Written exercise -
Copy out every record precisely.

[Stored data entries]
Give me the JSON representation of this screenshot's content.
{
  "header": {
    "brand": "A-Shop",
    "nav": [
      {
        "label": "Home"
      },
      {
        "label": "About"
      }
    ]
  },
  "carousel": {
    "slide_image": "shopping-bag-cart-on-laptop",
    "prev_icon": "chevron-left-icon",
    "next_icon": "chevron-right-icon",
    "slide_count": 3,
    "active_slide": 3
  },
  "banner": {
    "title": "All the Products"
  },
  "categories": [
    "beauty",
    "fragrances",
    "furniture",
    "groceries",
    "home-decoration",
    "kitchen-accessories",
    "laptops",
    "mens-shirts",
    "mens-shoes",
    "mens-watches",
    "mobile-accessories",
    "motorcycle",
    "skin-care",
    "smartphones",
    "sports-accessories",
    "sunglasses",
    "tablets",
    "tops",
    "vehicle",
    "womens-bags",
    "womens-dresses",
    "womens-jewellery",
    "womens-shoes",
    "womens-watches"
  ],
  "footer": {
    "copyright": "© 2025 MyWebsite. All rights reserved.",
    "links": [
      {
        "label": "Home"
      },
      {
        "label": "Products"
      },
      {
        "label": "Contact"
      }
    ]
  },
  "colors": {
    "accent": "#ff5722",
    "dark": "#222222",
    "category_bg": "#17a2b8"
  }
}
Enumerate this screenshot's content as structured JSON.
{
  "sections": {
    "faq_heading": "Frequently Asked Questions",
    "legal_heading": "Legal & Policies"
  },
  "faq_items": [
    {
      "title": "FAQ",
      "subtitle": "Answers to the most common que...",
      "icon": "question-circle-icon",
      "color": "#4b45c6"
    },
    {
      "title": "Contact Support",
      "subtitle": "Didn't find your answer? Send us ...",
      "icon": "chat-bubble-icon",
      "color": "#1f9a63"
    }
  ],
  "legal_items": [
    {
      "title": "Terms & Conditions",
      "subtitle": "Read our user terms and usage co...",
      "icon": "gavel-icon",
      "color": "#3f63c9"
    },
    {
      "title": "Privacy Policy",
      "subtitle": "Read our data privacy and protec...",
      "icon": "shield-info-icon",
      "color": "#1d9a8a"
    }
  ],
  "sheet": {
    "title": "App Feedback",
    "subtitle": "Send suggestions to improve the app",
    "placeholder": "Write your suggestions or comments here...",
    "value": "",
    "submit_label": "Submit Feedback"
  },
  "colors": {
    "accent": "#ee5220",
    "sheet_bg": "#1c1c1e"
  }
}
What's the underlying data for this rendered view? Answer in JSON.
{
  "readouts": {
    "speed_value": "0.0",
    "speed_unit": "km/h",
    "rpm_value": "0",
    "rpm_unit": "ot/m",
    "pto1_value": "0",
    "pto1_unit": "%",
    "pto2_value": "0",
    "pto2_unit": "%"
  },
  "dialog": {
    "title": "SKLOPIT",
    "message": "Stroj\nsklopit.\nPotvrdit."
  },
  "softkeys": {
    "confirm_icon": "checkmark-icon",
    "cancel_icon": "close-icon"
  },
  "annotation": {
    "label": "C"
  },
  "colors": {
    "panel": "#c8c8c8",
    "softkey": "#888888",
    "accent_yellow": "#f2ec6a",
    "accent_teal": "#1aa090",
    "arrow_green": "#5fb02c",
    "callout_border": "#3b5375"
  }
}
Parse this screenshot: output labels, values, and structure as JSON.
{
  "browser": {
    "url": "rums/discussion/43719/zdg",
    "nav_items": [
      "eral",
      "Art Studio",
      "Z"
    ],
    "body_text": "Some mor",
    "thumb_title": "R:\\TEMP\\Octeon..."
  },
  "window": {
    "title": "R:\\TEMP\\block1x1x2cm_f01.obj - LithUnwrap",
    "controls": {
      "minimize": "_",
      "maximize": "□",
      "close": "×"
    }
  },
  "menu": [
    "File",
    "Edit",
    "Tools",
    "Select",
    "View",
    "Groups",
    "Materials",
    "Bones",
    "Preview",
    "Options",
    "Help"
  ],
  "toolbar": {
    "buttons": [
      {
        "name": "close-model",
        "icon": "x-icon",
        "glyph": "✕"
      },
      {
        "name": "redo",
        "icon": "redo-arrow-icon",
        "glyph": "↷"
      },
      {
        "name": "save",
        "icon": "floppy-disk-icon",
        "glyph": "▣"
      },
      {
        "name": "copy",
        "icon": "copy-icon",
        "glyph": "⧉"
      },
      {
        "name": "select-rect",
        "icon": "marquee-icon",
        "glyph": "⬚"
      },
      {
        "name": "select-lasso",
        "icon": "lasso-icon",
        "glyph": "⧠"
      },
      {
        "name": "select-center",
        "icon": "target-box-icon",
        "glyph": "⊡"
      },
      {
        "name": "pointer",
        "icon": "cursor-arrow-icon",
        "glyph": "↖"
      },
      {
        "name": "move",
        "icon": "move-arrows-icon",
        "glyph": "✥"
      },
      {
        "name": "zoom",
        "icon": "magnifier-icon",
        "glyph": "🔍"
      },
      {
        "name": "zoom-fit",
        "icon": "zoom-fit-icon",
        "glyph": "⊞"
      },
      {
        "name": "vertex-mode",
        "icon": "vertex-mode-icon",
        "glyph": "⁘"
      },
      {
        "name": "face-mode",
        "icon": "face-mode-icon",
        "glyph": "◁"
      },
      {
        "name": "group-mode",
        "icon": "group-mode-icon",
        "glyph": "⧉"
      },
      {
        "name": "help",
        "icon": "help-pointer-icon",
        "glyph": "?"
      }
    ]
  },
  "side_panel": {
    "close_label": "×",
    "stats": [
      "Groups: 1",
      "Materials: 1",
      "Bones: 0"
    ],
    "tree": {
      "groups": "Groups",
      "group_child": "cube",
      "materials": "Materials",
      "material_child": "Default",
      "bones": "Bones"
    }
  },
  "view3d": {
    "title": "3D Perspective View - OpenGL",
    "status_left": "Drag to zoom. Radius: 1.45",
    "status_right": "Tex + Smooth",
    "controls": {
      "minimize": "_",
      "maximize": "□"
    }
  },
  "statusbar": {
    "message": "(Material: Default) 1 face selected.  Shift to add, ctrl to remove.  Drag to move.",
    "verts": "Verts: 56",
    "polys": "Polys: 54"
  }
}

Output for this exercise -
Give me the JSON representation of this screenshot's content.
{
  "header": {
    "brand": "A-Shop",
    "nav": [
      {
        "label": "Home"
      },
      {
        "label": "About"
      }
    ]
  },
  "carousel": {
    "slide_image": "shopping-bag-cart-on-laptop",
    "prev_icon": "chevron-left-icon",
    "next_icon": "chevron-right-icon",
    "slide_count": 3,
    "active_slide": 3
  },
  "banner": {
    "title": "All the Products"
  },
  "categories": [
    "beauty",
    "fragrances",
    "furniture",
    "groceries",
    "home-decoration",
    "kitchen-accessories",
    "laptops",
    "mens-shirts",
    "mens-shoes",
    "mens-watches",
    "mobile-accessories",
    "motorcycle",
    "skin-care",
    "smartphones",
    "sports-accessories",
    "sunglasses",
    "tablets",
    "tops",
    "vehicle",
    "womens-bags",
    "womens-dresses",
    "womens-jewellery",
    "womens-shoes",
    "womens-watches"
  ],
  "footer": {
    "copyright": "© 2025 MyWebsite. All rights reserved.",
    "links": [
      {
        "label": "Home"
      },
      {
        "label": "Products"
      },
      {
        "label": "Contact"
      }
    ]
  },
  "colors": {
    "accent": "#ff5722",
    "dark": "#222222",
    "category_bg": "#17a2b8"
  }
}
Enumerate this screenshot's content as structured JSON.
{
  "sections": {
    "faq_heading": "Frequently Asked Questions",
    "legal_heading": "Legal & Policies"
  },
  "faq_items": [
    {
      "title": "FAQ",
      "subtitle": "Answers to the most common que...",
      "icon": "question-circle-icon",
      "color": "#4b45c6"
    },
    {
      "title": "Contact Support",
      "subtitle": "Didn't find your answer? Send us ...",
      "icon": "chat-bubble-icon",
      "color": "#1f9a63"
    }
  ],
  "legal_items": [
    {
      "title": "Terms & Conditions",
      "subtitle": "Read our user terms and usage co...",
      "icon": "gavel-icon",
      "color": "#3f63c9"
    },
    {
      "title": "Privacy Policy",
      "subtitle": "Read our data privacy and protec...",
      "icon": "shield-info-icon",
      "color": "#1d9a8a"
    }
  ],
  "sheet": {
    "title": "App Feedback",
    "subtitle": "Send suggestions to improve the app",
    "placeholder": "Write your suggestions or comments here...",
    "value": "",
    "submit_label": "Submit Feedback"
  },
  "colors": {
    "accent": "#ee5220",
    "sheet_bg": "#1c1c1e"
  }
}
What's the underlying data for this rendered view? Answer in JSON.
{
  "readouts": {
    "speed_value": "0.0",
    "speed_unit": "km/h",
    "rpm_value": "0",
    "rpm_unit": "ot/m",
    "pto1_value": "0",
    "pto1_unit": "%",
    "pto2_value": "0",
    "pto2_unit": "%"
  },
  "dialog": {
    "title": "SKLOPIT",
    "message": "Stroj\nsklopit.\nPotvrdit."
  },
  "softkeys": {
    "confirm_icon": "checkmark-icon",
    "cancel_icon": "close-icon"
  },
  "annotation": {
    "label": "C"
  },
  "colors": {
    "panel": "#c8c8c8",
    "softkey": "#888888",
    "accent_yellow": "#f2ec6a",
    "accent_teal": "#1aa090",
    "arrow_green": "#5fb02c",
    "callout_border": "#3b5375"
  }
}
Parse this screenshot: output labels, values, and structure as JSON.
{
  "browser": {
    "url": "rums/discussion/43719/zdg",
    "nav_items": [
      "eral",
      "Art Studio",
      "Z"
    ],
    "body_text": "Some mor",
    "thumb_title": "R:\\TEMP\\Octeon..."
  },
  "window": {
    "title": "R:\\TEMP\\block1x1x2cm_f01.obj - LithUnwrap",
    "controls": {
      "minimize": "_",
      "maximize": "□",
      "close": "×"
    }
  },
  "menu": [
    "File",
    "Edit",
    "Tools",
    "Select",
    "View",
    "Groups",
    "Materials",
    "Bones",
    "Preview",
    "Options",
    "Help"
  ],
  "toolbar": {
    "buttons": [
      {
        "name": "close-model",
        "icon": "x-icon",
        "glyph": "✕"
      },
      {
        "name": "redo",
        "icon": "redo-arrow-icon",
        "glyph": "↷"
      },
      {
        "name": "save",
        "icon": "floppy-disk-icon",
        "glyph": "▣"
      },
      {
        "name": "copy",
        "icon": "copy-icon",
        "glyph": "⧉"
      },
      {
        "name": "select-rect",
        "icon": "marquee-icon",
        "glyph": "⬚"
      },
      {
        "name": "select-lasso",
        "icon": "lasso-icon",
        "glyph": "⧠"
      },
      {
        "name": "select-center",
        "icon": "target-box-icon",
        "glyph": "⊡"
      },
      {
        "name": "pointer",
        "icon": "cursor-arrow-icon",
        "glyph": "↖"
      },
      {
        "name": "move",
        "icon": "move-arrows-icon",
        "glyph": "✥"
      },
      {
        "name": "zoom",
        "icon": "magnifier-icon",
        "glyph": "🔍"
      },
      {
        "name": "zoom-fit",
        "icon": "zoom-fit-icon",
        "glyph": "⊞"
      },
      {
        "name": "vertex-mode",
        "icon": "vertex-mode-icon",
        "glyph": "⁘"
      },
      {
        "name": "face-mode",
        "icon": "face-mode-icon",
        "glyph": "◁"
      },
      {
        "name": "group-mode",
        "icon": "group-mode-icon",
        "glyph": "⧉"
      },
      {
        "name": "help",
        "icon": "help-pointer-icon",
        "glyph": "?"
      }
    ]
  },
  "side_panel": {
    "close_label": "×",
    "stats": [
      "Groups: 1",
      "Materials: 1",
      "Bones: 0"
    ],
    "tree": {
      "groups": "Groups",
      "group_child": "cube",
      "materials": "Materials",
      "material_child": "Default",
      "bones": "Bones"
    }
  },
  "view3d": {
    "title": "3D Perspective View - OpenGL",
    "status_left": "Drag to zoom. Radius: 1.45",
    "status_right": "Tex + Smooth",
    "controls": {
      "minimize": "_",
      "maximize": "□"
    }
  },
  "statusbar": {
    "message": "(Material: Default) 1 face selected.  Shift to add, ctrl to remove.  Drag to move.",
    "verts": "Verts: 56",
    "polys": "Polys: 54"
  }
}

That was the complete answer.